THE TASK -> Images are not part of the copy; write out the rest of the data exactly as given.

** START RECORD SET **

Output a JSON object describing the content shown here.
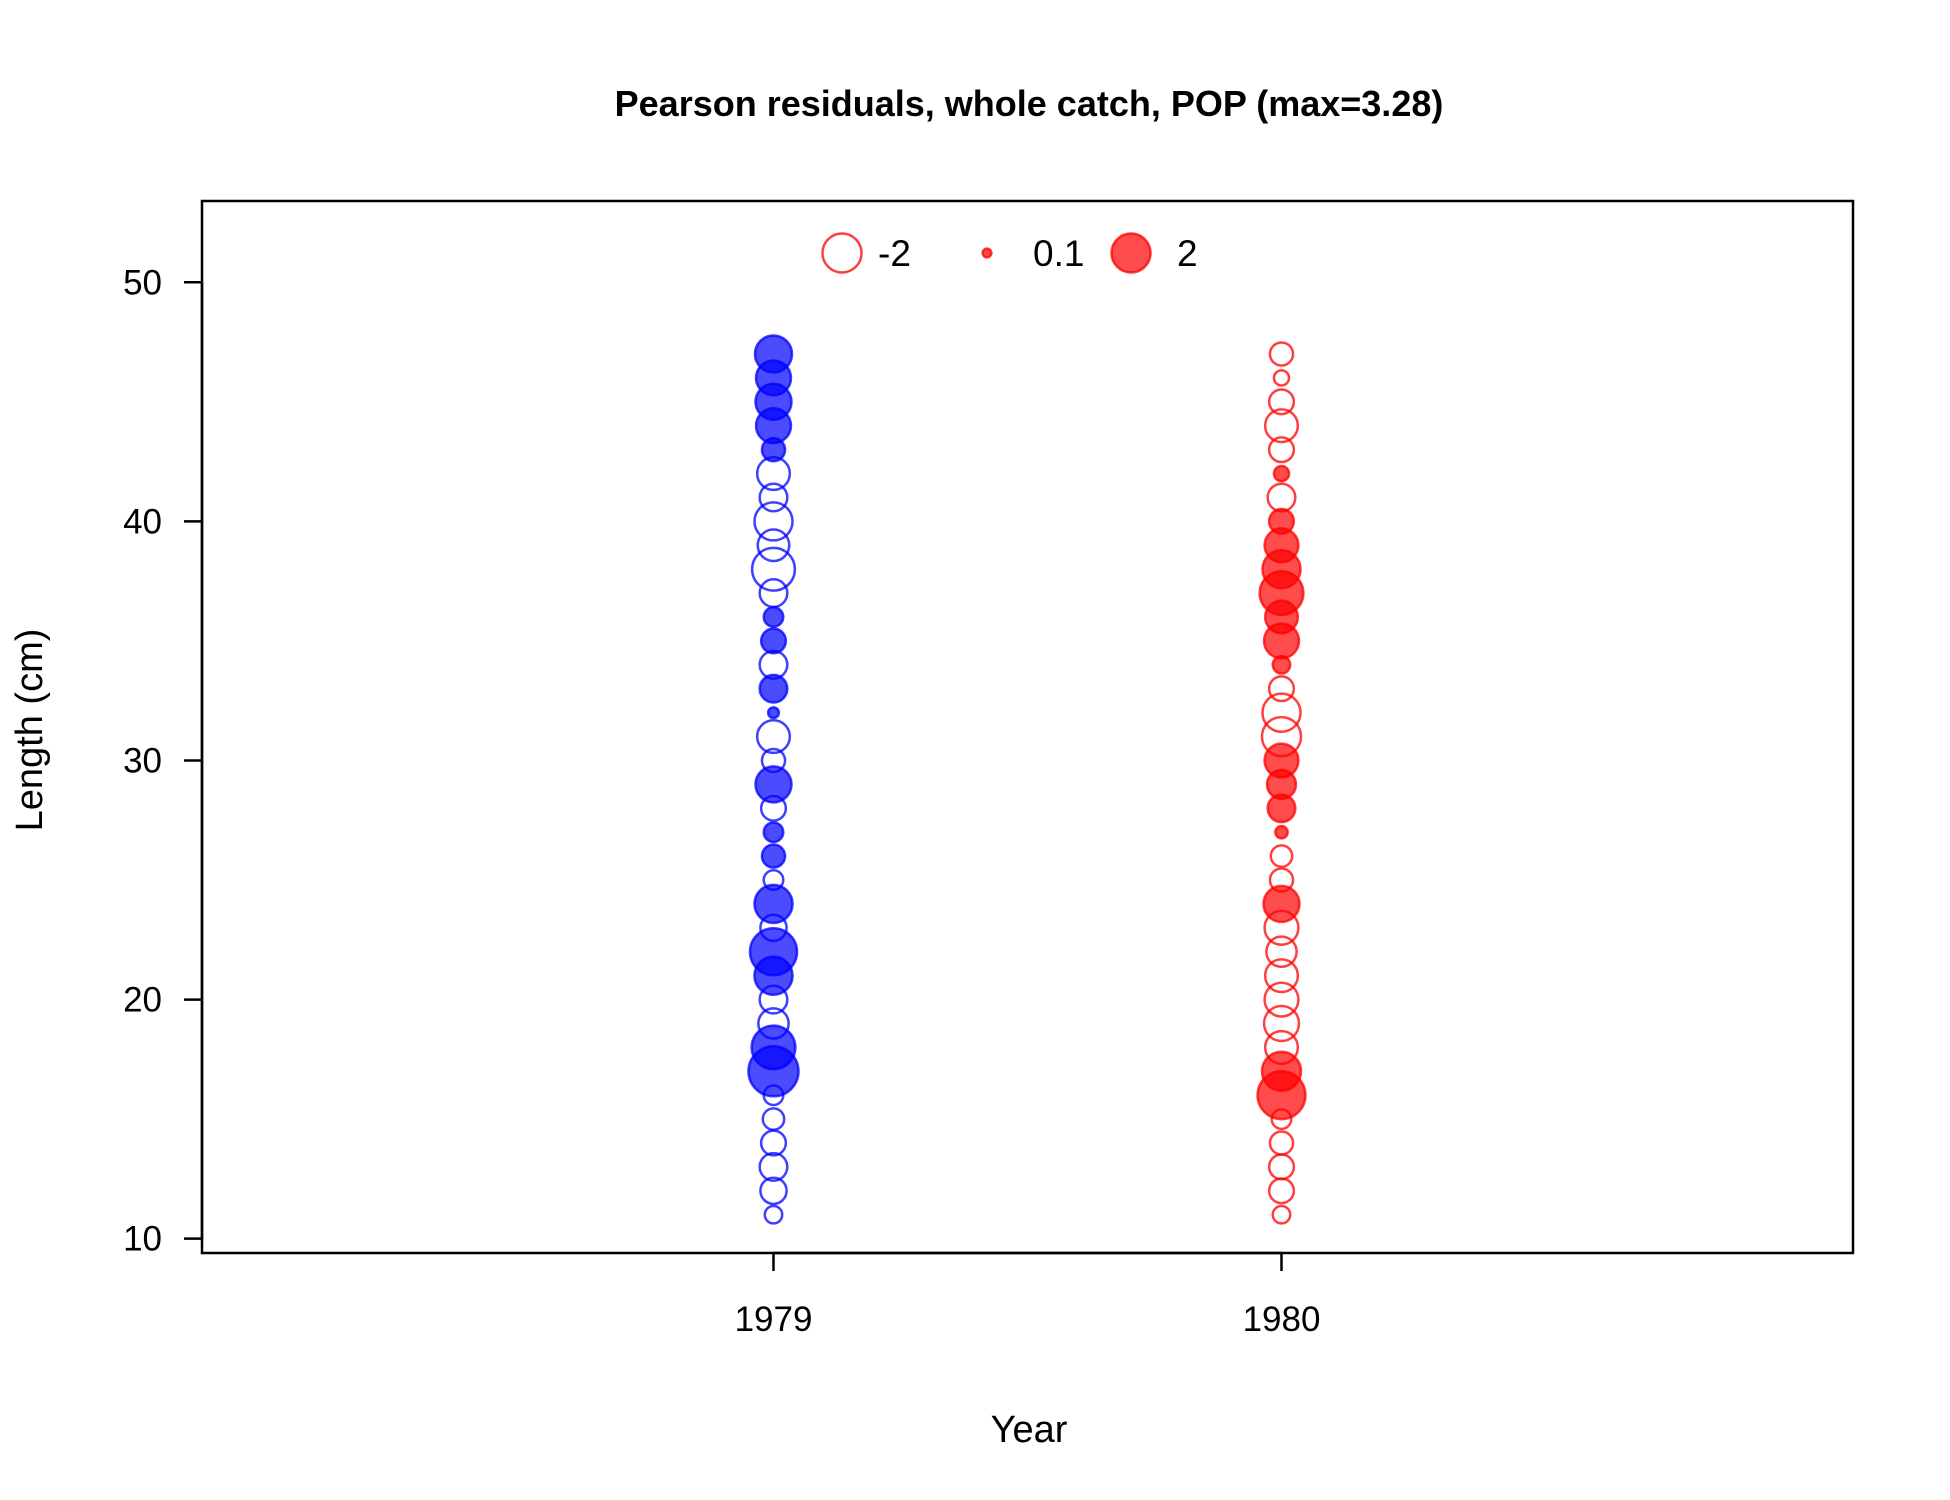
{
  "chart_data": {
    "type": "scatter",
    "subtype": "bubble",
    "title": "Pearson residuals, whole catch, POP (max=3.28)",
    "xlabel": "Year",
    "ylabel": "Length (cm)",
    "xlim": [
      1977.875,
      1981.125
    ],
    "ylim": [
      9.4,
      53.4
    ],
    "x_ticks": [
      1979,
      1980
    ],
    "x_tick_labels": [
      "1979",
      "1980"
    ],
    "y_ticks": [
      10,
      20,
      30,
      40,
      50
    ],
    "y_tick_labels": [
      "10",
      "20",
      "30",
      "40",
      "50"
    ],
    "grid": false,
    "legend": {
      "position": "top",
      "entries": [
        {
          "label": "-2",
          "value": -2,
          "style": "open"
        },
        {
          "label": "0.1",
          "value": 0.1,
          "style": "filled"
        },
        {
          "label": "2",
          "value": 2,
          "style": "filled"
        }
      ]
    },
    "encoding": {
      "size": "absolute residual",
      "filled": "residual > 0",
      "open": "residual < 0"
    },
    "colors": {
      "1979": "#0000ff",
      "1980": "#ff0000"
    },
    "max_abs_residual": 3.28,
    "series": [
      {
        "x": 1979,
        "color": "#0000ff",
        "points": [
          {
            "length": 11,
            "residual": -0.4
          },
          {
            "length": 12,
            "residual": -0.9
          },
          {
            "length": 13,
            "residual": -1.0
          },
          {
            "length": 14,
            "residual": -0.8
          },
          {
            "length": 15,
            "residual": -0.6
          },
          {
            "length": 16,
            "residual": -0.5
          },
          {
            "length": 17,
            "residual": 3.28
          },
          {
            "length": 18,
            "residual": 2.5
          },
          {
            "length": 19,
            "residual": -1.2
          },
          {
            "length": 20,
            "residual": -1.0
          },
          {
            "length": 21,
            "residual": 1.9
          },
          {
            "length": 22,
            "residual": 2.9
          },
          {
            "length": 23,
            "residual": -0.9
          },
          {
            "length": 24,
            "residual": 1.9
          },
          {
            "length": 25,
            "residual": -0.5
          },
          {
            "length": 26,
            "residual": 0.7
          },
          {
            "length": 27,
            "residual": 0.5
          },
          {
            "length": 28,
            "residual": -0.8
          },
          {
            "length": 29,
            "residual": 1.7
          },
          {
            "length": 30,
            "residual": -0.7
          },
          {
            "length": 31,
            "residual": -1.4
          },
          {
            "length": 32,
            "residual": 0.15
          },
          {
            "length": 33,
            "residual": 1.0
          },
          {
            "length": 34,
            "residual": -1.0
          },
          {
            "length": 35,
            "residual": 0.8
          },
          {
            "length": 36,
            "residual": 0.5
          },
          {
            "length": 37,
            "residual": -1.0
          },
          {
            "length": 38,
            "residual": -2.4
          },
          {
            "length": 39,
            "residual": -1.3
          },
          {
            "length": 40,
            "residual": -1.9
          },
          {
            "length": 41,
            "residual": -1.0
          },
          {
            "length": 42,
            "residual": -1.4
          },
          {
            "length": 43,
            "residual": 0.7
          },
          {
            "length": 44,
            "residual": 1.6
          },
          {
            "length": 45,
            "residual": 1.7
          },
          {
            "length": 46,
            "residual": 1.6
          },
          {
            "length": 47,
            "residual": 1.8
          }
        ]
      },
      {
        "x": 1980,
        "color": "#ff0000",
        "points": [
          {
            "length": 11,
            "residual": -0.4
          },
          {
            "length": 12,
            "residual": -0.8
          },
          {
            "length": 13,
            "residual": -0.8
          },
          {
            "length": 14,
            "residual": -0.7
          },
          {
            "length": 15,
            "residual": -0.5
          },
          {
            "length": 16,
            "residual": 3.0
          },
          {
            "length": 17,
            "residual": 2.0
          },
          {
            "length": 18,
            "residual": -1.4
          },
          {
            "length": 19,
            "residual": -1.6
          },
          {
            "length": 20,
            "residual": -1.5
          },
          {
            "length": 21,
            "residual": -1.4
          },
          {
            "length": 22,
            "residual": -1.2
          },
          {
            "length": 23,
            "residual": -1.5
          },
          {
            "length": 24,
            "residual": 1.7
          },
          {
            "length": 25,
            "residual": -0.7
          },
          {
            "length": 26,
            "residual": -0.6
          },
          {
            "length": 27,
            "residual": 0.2
          },
          {
            "length": 28,
            "residual": 1.0
          },
          {
            "length": 29,
            "residual": 1.1
          },
          {
            "length": 30,
            "residual": 1.5
          },
          {
            "length": 31,
            "residual": -2.0
          },
          {
            "length": 32,
            "residual": -1.9
          },
          {
            "length": 33,
            "residual": -0.8
          },
          {
            "length": 34,
            "residual": 0.4
          },
          {
            "length": 35,
            "residual": 1.6
          },
          {
            "length": 36,
            "residual": 1.4
          },
          {
            "length": 37,
            "residual": 2.5
          },
          {
            "length": 38,
            "residual": 1.9
          },
          {
            "length": 39,
            "residual": 1.5
          },
          {
            "length": 40,
            "residual": 0.8
          },
          {
            "length": 41,
            "residual": -1.0
          },
          {
            "length": 42,
            "residual": 0.3
          },
          {
            "length": 43,
            "residual": -0.8
          },
          {
            "length": 44,
            "residual": -1.4
          },
          {
            "length": 45,
            "residual": -0.8
          },
          {
            "length": 46,
            "residual": -0.3
          },
          {
            "length": 47,
            "residual": -0.7
          }
        ]
      }
    ]
  }
}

** END RECORD SET **

COMPLETED TASK ->
Output a JSON object describing the content shown here.
{
  "chart_data": {
    "type": "scatter",
    "subtype": "bubble",
    "title": "Pearson residuals, whole catch, POP (max=3.28)",
    "xlabel": "Year",
    "ylabel": "Length (cm)",
    "xlim": [
      1977.875,
      1981.125
    ],
    "ylim": [
      9.4,
      53.4
    ],
    "x_ticks": [
      1979,
      1980
    ],
    "x_tick_labels": [
      "1979",
      "1980"
    ],
    "y_ticks": [
      10,
      20,
      30,
      40,
      50
    ],
    "y_tick_labels": [
      "10",
      "20",
      "30",
      "40",
      "50"
    ],
    "grid": false,
    "legend": {
      "position": "top",
      "entries": [
        {
          "label": "-2",
          "value": -2,
          "style": "open"
        },
        {
          "label": "0.1",
          "value": 0.1,
          "style": "filled"
        },
        {
          "label": "2",
          "value": 2,
          "style": "filled"
        }
      ]
    },
    "encoding": {
      "size": "absolute residual",
      "filled": "residual > 0",
      "open": "residual < 0"
    },
    "colors": {
      "1979": "#0000ff",
      "1980": "#ff0000"
    },
    "max_abs_residual": 3.28,
    "series": [
      {
        "x": 1979,
        "color": "#0000ff",
        "points": [
          {
            "length": 11,
            "residual": -0.4
          },
          {
            "length": 12,
            "residual": -0.9
          },
          {
            "length": 13,
            "residual": -1.0
          },
          {
            "length": 14,
            "residual": -0.8
          },
          {
            "length": 15,
            "residual": -0.6
          },
          {
            "length": 16,
            "residual": -0.5
          },
          {
            "length": 17,
            "residual": 3.28
          },
          {
            "length": 18,
            "residual": 2.5
          },
          {
            "length": 19,
            "residual": -1.2
          },
          {
            "length": 20,
            "residual": -1.0
          },
          {
            "length": 21,
            "residual": 1.9
          },
          {
            "length": 22,
            "residual": 2.9
          },
          {
            "length": 23,
            "residual": -0.9
          },
          {
            "length": 24,
            "residual": 1.9
          },
          {
            "length": 25,
            "residual": -0.5
          },
          {
            "length": 26,
            "residual": 0.7
          },
          {
            "length": 27,
            "residual": 0.5
          },
          {
            "length": 28,
            "residual": -0.8
          },
          {
            "length": 29,
            "residual": 1.7
          },
          {
            "length": 30,
            "residual": -0.7
          },
          {
            "length": 31,
            "residual": -1.4
          },
          {
            "length": 32,
            "residual": 0.15
          },
          {
            "length": 33,
            "residual": 1.0
          },
          {
            "length": 34,
            "residual": -1.0
          },
          {
            "length": 35,
            "residual": 0.8
          },
          {
            "length": 36,
            "residual": 0.5
          },
          {
            "length": 37,
            "residual": -1.0
          },
          {
            "length": 38,
            "residual": -2.4
          },
          {
            "length": 39,
            "residual": -1.3
          },
          {
            "length": 40,
            "residual": -1.9
          },
          {
            "length": 41,
            "residual": -1.0
          },
          {
            "length": 42,
            "residual": -1.4
          },
          {
            "length": 43,
            "residual": 0.7
          },
          {
            "length": 44,
            "residual": 1.6
          },
          {
            "length": 45,
            "residual": 1.7
          },
          {
            "length": 46,
            "residual": 1.6
          },
          {
            "length": 47,
            "residual": 1.8
          }
        ]
      },
      {
        "x": 1980,
        "color": "#ff0000",
        "points": [
          {
            "length": 11,
            "residual": -0.4
          },
          {
            "length": 12,
            "residual": -0.8
          },
          {
            "length": 13,
            "residual": -0.8
          },
          {
            "length": 14,
            "residual": -0.7
          },
          {
            "length": 15,
            "residual": -0.5
          },
          {
            "length": 16,
            "residual": 3.0
          },
          {
            "length": 17,
            "residual": 2.0
          },
          {
            "length": 18,
            "residual": -1.4
          },
          {
            "length": 19,
            "residual": -1.6
          },
          {
            "length": 20,
            "residual": -1.5
          },
          {
            "length": 21,
            "residual": -1.4
          },
          {
            "length": 22,
            "residual": -1.2
          },
          {
            "length": 23,
            "residual": -1.5
          },
          {
            "length": 24,
            "residual": 1.7
          },
          {
            "length": 25,
            "residual": -0.7
          },
          {
            "length": 26,
            "residual": -0.6
          },
          {
            "length": 27,
            "residual": 0.2
          },
          {
            "length": 28,
            "residual": 1.0
          },
          {
            "length": 29,
            "residual": 1.1
          },
          {
            "length": 30,
            "residual": 1.5
          },
          {
            "length": 31,
            "residual": -2.0
          },
          {
            "length": 32,
            "residual": -1.9
          },
          {
            "length": 33,
            "residual": -0.8
          },
          {
            "length": 34,
            "residual": 0.4
          },
          {
            "length": 35,
            "residual": 1.6
          },
          {
            "length": 36,
            "residual": 1.4
          },
          {
            "length": 37,
            "residual": 2.5
          },
          {
            "length": 38,
            "residual": 1.9
          },
          {
            "length": 39,
            "residual": 1.5
          },
          {
            "length": 40,
            "residual": 0.8
          },
          {
            "length": 41,
            "residual": -1.0
          },
          {
            "length": 42,
            "residual": 0.3
          },
          {
            "length": 43,
            "residual": -0.8
          },
          {
            "length": 44,
            "residual": -1.4
          },
          {
            "length": 45,
            "residual": -0.8
          },
          {
            "length": 46,
            "residual": -0.3
          },
          {
            "length": 47,
            "residual": -0.7
          }
        ]
      }
    ]
  }
}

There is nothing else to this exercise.